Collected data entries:
════
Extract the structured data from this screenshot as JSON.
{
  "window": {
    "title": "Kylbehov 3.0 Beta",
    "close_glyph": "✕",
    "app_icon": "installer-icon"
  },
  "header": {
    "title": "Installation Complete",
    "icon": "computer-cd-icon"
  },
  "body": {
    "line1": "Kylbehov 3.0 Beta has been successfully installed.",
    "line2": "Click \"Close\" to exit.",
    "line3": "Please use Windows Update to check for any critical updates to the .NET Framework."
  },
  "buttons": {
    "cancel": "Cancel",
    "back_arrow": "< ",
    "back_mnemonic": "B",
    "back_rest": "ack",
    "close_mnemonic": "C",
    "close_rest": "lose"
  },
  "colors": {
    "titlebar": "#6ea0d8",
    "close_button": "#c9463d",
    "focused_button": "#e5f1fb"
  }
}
════
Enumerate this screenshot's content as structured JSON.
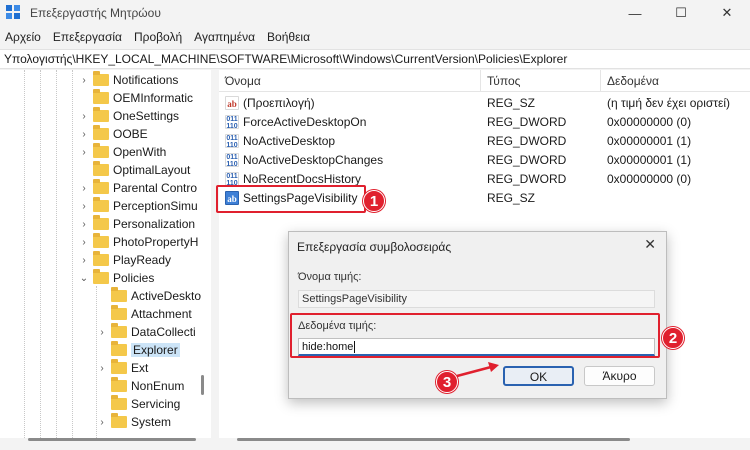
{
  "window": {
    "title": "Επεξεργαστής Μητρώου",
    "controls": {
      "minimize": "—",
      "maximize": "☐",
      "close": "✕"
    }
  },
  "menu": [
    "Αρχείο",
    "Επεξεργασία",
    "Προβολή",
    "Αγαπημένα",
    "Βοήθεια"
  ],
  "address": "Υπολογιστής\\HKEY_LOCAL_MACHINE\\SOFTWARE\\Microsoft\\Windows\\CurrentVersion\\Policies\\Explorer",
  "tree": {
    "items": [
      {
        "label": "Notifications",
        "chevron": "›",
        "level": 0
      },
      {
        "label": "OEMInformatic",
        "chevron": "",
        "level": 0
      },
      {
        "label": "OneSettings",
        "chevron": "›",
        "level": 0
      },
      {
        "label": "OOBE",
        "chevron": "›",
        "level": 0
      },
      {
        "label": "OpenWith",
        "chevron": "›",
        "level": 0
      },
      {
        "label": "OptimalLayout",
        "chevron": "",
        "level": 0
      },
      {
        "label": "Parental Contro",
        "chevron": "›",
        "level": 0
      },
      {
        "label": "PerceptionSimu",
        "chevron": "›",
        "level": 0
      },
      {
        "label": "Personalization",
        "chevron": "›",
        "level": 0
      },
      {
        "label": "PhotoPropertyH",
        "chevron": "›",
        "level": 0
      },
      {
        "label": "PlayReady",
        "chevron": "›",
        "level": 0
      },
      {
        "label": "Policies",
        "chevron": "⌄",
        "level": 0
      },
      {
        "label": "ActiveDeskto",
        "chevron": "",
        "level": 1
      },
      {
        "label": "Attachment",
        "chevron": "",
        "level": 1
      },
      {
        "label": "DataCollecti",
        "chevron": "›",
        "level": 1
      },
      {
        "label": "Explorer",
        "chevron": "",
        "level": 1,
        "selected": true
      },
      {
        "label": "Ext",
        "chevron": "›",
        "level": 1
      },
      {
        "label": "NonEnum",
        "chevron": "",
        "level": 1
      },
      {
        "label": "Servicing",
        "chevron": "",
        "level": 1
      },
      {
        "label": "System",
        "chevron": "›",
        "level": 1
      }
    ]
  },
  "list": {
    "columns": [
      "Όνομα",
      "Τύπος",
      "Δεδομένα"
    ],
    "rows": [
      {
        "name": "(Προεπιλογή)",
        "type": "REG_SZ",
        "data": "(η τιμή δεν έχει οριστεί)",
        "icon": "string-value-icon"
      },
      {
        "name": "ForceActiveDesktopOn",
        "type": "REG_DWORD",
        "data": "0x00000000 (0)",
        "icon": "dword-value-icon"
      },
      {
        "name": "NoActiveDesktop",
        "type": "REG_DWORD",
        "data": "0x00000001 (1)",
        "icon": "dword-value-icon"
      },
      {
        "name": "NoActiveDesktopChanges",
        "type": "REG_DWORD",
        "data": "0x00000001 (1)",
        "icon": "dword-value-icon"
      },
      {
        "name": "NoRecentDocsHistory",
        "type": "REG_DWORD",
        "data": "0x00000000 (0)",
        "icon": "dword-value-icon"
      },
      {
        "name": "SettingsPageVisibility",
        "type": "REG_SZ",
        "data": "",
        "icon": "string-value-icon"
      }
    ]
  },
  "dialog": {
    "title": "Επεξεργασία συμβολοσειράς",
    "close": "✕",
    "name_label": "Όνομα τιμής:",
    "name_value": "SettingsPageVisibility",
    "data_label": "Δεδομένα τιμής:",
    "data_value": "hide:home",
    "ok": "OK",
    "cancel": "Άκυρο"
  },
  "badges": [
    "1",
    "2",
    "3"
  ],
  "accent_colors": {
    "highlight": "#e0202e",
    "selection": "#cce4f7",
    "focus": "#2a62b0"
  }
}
════
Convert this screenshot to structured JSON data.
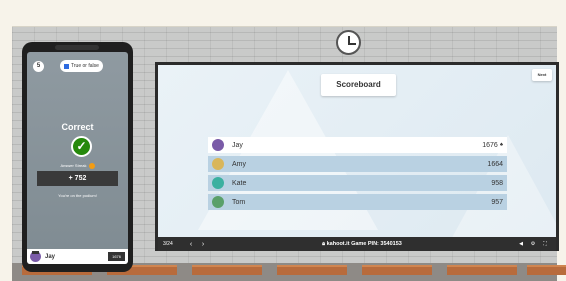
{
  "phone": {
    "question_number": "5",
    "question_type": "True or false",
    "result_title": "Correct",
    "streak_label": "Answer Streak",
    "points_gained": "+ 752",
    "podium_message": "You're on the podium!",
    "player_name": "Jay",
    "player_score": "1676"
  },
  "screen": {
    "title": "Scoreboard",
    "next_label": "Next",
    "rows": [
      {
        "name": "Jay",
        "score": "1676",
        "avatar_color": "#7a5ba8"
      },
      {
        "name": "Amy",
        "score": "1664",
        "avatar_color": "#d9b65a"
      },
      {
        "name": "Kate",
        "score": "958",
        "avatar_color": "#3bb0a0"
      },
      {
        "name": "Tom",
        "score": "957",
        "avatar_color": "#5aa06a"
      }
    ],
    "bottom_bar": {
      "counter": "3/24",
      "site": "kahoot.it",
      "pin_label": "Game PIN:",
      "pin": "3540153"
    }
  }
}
════
* [Given request]: Where a line in the entries holds the word "Windows", copy that line.

* [Output for this exercise]:
    "line3": "Please use Windows Update to check for any critical updates to the .NET Framework."
  "address": "Υπολογιστής\\HKEY_LOCAL_MACHINE\\SOFTWARE\\Microsoft\\Windows\\CurrentVersion\\Policies\\Explorer",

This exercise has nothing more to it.